##### EXTRACTED DATA
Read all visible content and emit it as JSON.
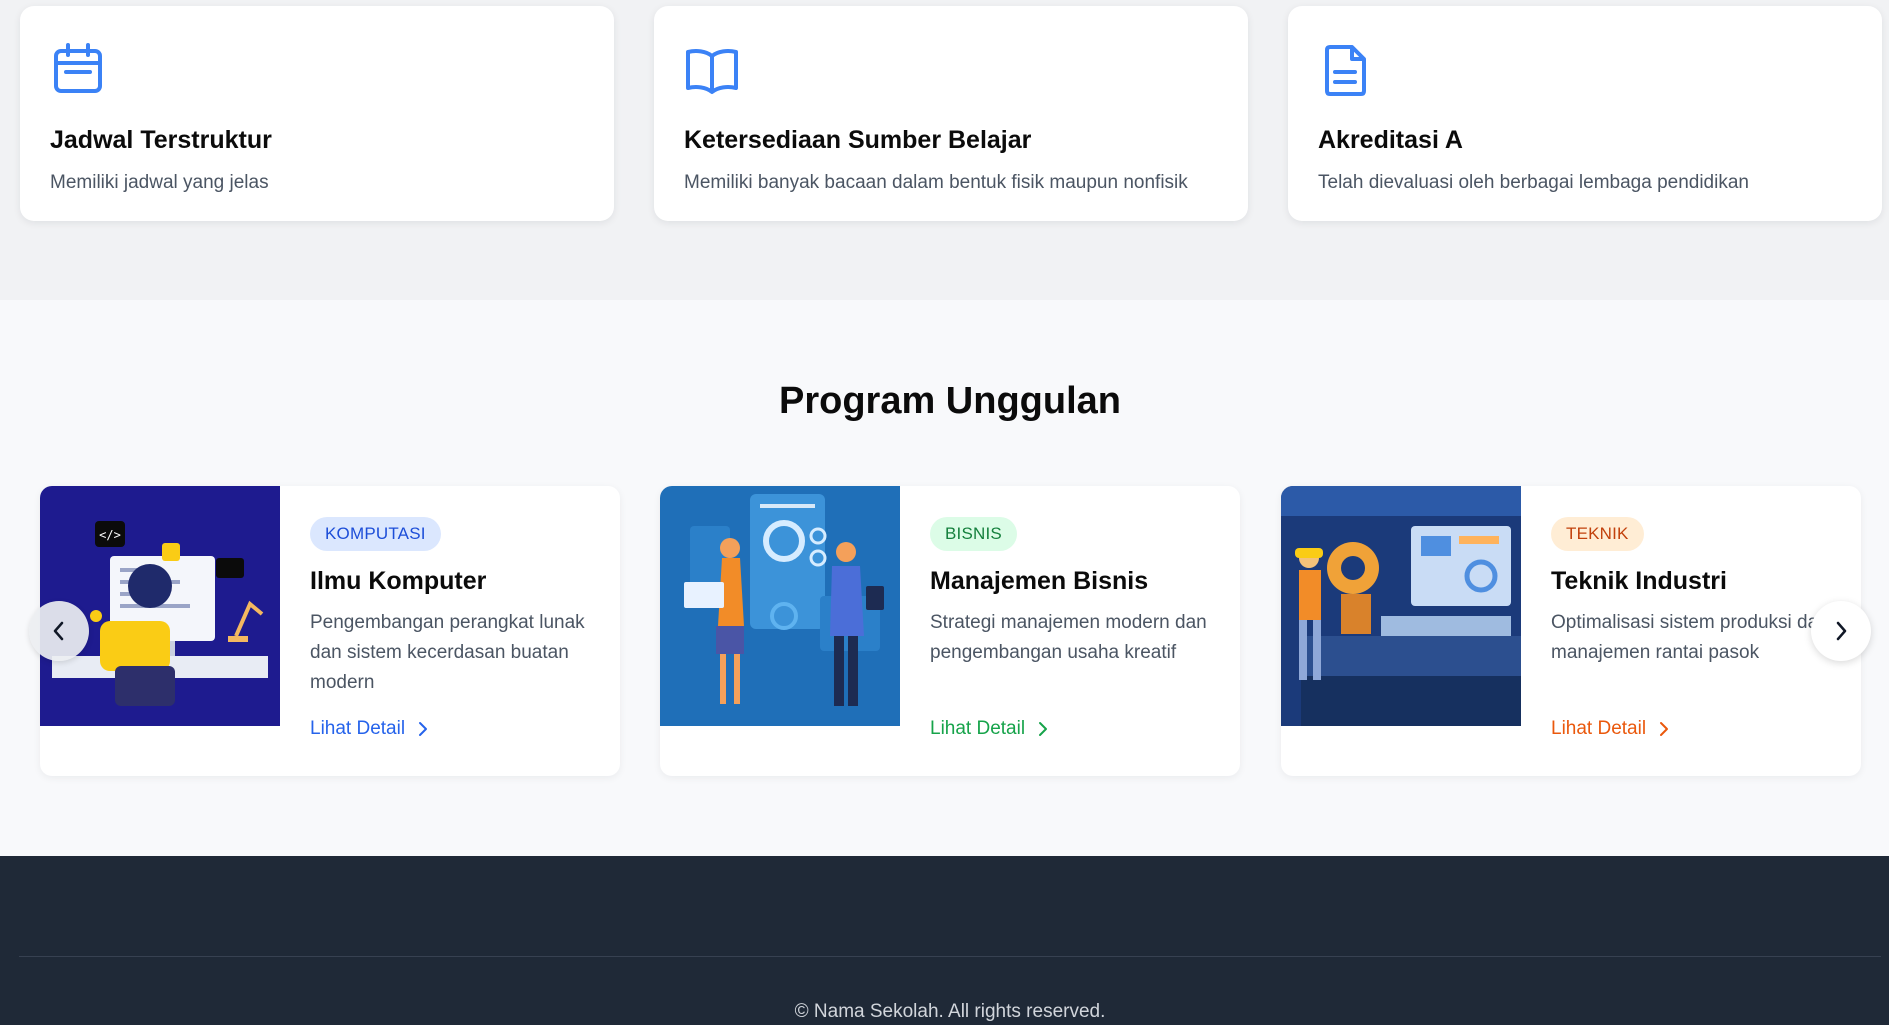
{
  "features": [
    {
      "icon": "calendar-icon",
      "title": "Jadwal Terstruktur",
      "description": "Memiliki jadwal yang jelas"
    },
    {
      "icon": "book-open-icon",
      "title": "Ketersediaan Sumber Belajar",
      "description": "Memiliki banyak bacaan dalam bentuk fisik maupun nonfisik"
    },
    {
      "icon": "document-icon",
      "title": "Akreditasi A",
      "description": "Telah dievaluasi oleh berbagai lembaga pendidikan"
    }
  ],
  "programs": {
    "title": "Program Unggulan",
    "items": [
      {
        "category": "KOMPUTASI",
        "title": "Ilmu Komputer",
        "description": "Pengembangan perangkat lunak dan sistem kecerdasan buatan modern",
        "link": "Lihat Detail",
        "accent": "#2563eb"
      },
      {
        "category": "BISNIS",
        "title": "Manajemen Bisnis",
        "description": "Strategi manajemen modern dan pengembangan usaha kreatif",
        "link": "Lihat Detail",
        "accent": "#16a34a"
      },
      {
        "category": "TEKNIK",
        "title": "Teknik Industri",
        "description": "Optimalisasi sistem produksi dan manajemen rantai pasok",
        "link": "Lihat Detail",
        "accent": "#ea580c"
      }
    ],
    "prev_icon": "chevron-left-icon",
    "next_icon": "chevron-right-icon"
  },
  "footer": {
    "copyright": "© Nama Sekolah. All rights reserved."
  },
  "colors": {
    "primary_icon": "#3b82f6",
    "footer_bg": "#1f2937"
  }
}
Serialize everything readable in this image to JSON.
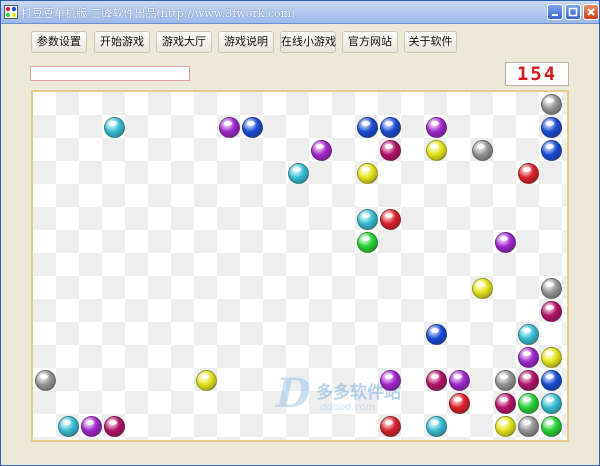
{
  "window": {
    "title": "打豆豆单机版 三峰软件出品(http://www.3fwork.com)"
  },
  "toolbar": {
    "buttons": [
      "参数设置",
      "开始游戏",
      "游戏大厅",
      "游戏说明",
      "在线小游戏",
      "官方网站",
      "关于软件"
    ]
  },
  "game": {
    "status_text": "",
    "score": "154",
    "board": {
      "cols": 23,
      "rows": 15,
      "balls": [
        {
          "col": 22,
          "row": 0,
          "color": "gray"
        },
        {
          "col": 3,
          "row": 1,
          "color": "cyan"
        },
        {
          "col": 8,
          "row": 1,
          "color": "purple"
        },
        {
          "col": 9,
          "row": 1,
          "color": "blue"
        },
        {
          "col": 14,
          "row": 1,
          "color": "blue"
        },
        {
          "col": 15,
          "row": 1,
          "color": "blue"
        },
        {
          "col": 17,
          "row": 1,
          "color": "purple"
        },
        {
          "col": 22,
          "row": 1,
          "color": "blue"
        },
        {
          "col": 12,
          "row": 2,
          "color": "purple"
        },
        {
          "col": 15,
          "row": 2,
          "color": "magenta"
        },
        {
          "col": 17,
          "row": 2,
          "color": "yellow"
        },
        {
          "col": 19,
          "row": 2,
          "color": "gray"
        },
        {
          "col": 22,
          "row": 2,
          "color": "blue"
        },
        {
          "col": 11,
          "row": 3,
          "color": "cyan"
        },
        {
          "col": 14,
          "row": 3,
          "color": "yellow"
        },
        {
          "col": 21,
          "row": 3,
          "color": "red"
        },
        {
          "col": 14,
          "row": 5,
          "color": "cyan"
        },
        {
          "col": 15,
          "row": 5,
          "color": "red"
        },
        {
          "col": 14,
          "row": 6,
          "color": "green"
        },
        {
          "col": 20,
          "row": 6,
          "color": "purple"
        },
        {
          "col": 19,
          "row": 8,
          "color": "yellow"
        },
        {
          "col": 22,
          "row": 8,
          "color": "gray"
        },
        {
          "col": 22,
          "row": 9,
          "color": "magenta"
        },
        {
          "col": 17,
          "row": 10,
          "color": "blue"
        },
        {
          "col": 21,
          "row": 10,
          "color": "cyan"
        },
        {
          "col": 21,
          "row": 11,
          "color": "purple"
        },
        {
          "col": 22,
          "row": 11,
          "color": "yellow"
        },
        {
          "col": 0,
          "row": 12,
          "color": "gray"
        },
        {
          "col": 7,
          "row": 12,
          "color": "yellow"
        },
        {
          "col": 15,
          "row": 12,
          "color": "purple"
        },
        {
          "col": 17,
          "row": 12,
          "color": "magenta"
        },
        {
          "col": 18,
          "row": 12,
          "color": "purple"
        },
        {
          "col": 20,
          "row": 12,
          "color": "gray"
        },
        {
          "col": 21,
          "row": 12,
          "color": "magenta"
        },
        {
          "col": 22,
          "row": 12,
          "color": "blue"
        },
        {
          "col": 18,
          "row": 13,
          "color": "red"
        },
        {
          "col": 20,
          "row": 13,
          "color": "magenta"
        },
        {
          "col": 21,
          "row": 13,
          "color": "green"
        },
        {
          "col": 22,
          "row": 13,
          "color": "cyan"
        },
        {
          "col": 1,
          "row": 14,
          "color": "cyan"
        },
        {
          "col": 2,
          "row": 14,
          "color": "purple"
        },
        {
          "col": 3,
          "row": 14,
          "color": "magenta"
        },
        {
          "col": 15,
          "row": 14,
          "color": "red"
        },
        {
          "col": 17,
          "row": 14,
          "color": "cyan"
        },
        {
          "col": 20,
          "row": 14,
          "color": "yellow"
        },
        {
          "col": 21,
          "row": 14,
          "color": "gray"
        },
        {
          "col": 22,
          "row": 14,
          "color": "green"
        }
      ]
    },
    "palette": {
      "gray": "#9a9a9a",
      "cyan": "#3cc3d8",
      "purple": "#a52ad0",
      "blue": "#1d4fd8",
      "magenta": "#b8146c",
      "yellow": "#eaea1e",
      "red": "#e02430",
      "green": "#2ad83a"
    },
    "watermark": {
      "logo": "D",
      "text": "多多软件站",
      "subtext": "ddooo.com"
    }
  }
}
##########
##### EXTRACTED DATA
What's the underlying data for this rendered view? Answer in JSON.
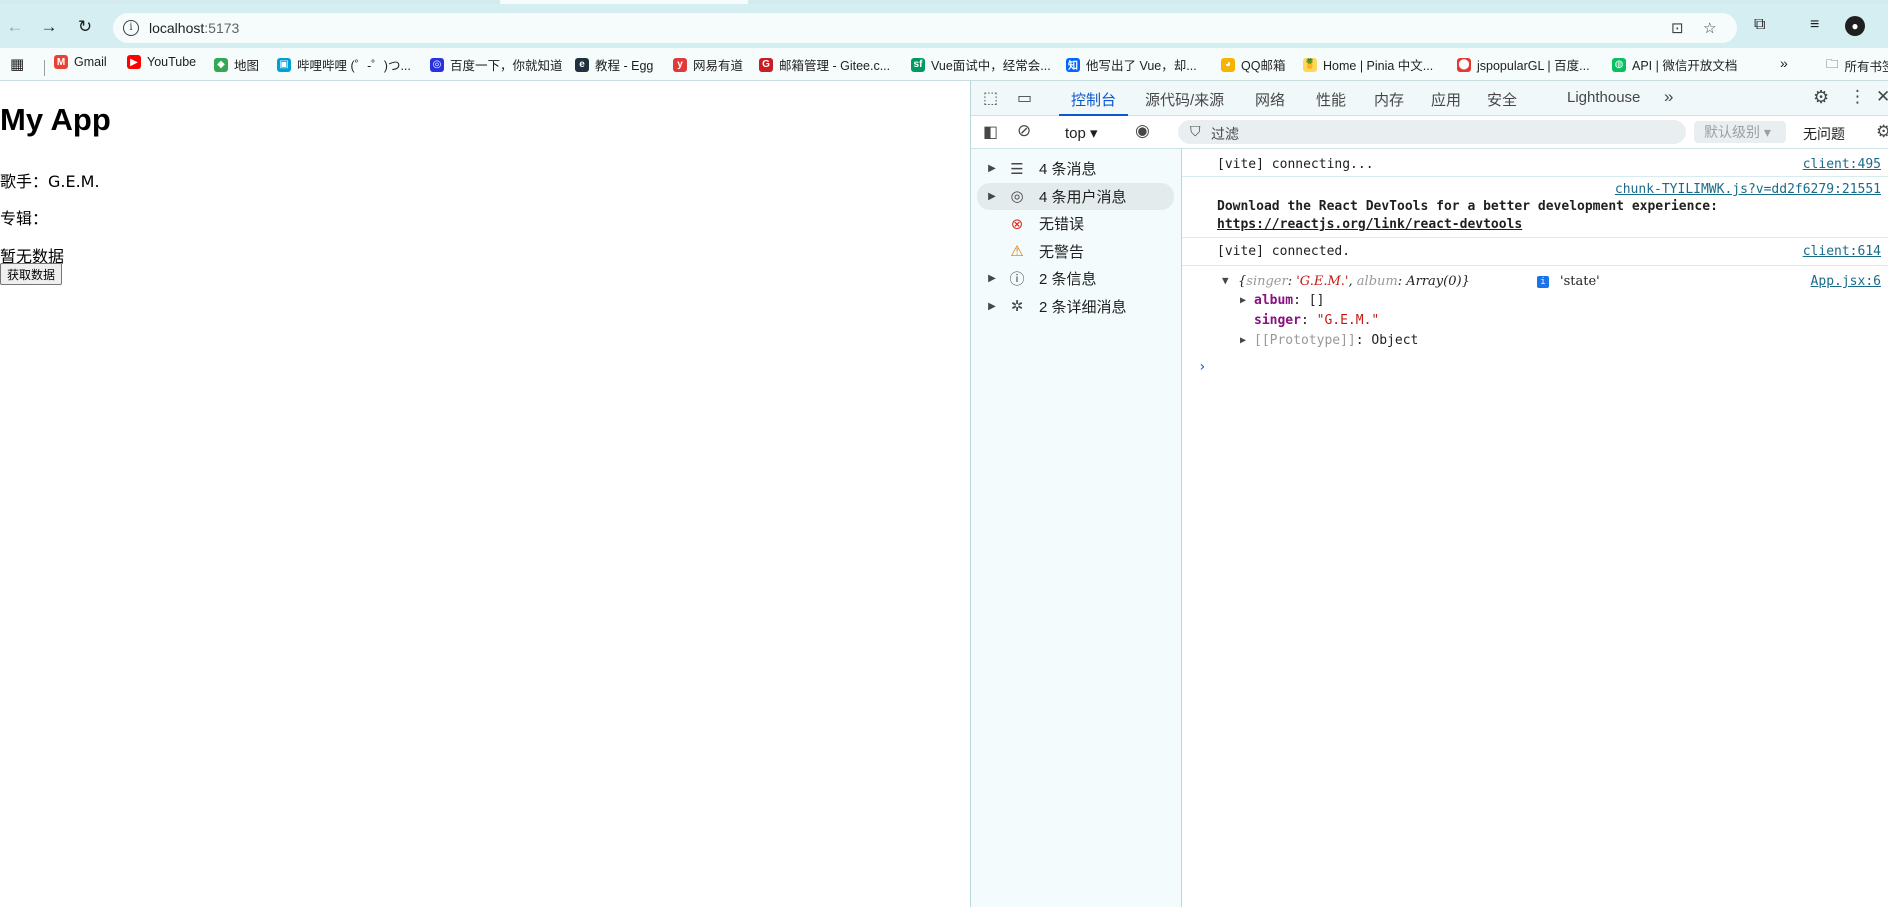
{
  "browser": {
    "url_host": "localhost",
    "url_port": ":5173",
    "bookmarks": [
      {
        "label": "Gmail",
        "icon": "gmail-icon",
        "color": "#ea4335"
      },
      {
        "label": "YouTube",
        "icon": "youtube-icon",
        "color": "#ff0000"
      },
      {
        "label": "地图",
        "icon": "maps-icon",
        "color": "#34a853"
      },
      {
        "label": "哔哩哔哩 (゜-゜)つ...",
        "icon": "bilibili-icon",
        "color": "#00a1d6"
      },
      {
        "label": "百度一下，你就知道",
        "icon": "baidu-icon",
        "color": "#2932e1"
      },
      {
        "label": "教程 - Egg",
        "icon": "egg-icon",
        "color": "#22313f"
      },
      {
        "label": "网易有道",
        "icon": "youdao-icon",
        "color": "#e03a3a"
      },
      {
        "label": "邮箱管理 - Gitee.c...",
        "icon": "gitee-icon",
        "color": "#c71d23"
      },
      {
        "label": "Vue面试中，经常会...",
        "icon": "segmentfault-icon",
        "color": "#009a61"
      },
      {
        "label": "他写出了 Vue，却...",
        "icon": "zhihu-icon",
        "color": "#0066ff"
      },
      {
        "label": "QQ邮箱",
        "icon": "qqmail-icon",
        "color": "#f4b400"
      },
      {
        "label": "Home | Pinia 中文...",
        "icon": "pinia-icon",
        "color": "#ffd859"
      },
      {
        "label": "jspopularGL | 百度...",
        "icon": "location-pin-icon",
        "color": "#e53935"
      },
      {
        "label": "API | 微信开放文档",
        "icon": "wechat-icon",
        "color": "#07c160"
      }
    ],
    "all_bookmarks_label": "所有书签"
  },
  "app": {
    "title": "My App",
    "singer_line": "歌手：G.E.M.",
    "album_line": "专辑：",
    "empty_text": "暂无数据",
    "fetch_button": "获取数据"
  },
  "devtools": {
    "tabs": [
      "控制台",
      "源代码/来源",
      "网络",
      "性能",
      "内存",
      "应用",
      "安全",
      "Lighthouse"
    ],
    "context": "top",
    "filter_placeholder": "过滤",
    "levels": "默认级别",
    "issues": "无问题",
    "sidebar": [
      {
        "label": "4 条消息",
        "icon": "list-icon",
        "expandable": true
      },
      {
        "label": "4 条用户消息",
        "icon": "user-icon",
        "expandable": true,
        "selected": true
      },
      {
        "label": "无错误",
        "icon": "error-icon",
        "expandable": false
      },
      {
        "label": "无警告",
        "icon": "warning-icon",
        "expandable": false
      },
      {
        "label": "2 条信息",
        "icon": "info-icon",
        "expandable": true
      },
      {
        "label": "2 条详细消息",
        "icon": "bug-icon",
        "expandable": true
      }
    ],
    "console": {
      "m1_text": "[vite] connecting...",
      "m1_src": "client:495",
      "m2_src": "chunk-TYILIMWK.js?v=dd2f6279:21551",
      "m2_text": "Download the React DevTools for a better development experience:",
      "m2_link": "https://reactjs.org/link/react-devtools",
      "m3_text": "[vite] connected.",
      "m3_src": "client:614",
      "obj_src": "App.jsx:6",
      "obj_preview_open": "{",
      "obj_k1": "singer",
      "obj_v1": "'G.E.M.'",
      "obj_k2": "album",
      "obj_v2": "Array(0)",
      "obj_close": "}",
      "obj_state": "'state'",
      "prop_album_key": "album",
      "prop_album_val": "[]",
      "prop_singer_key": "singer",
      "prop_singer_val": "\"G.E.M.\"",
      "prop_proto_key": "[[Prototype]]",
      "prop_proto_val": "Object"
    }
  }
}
##########
> **YOUR GOAL**
Check each line above for "category" and return the ones that have it.

> **SOLVED PROBLEM**
        "category": "KOMPUTASI",
        "category": "BISNIS",
        "category": "TEKNIK",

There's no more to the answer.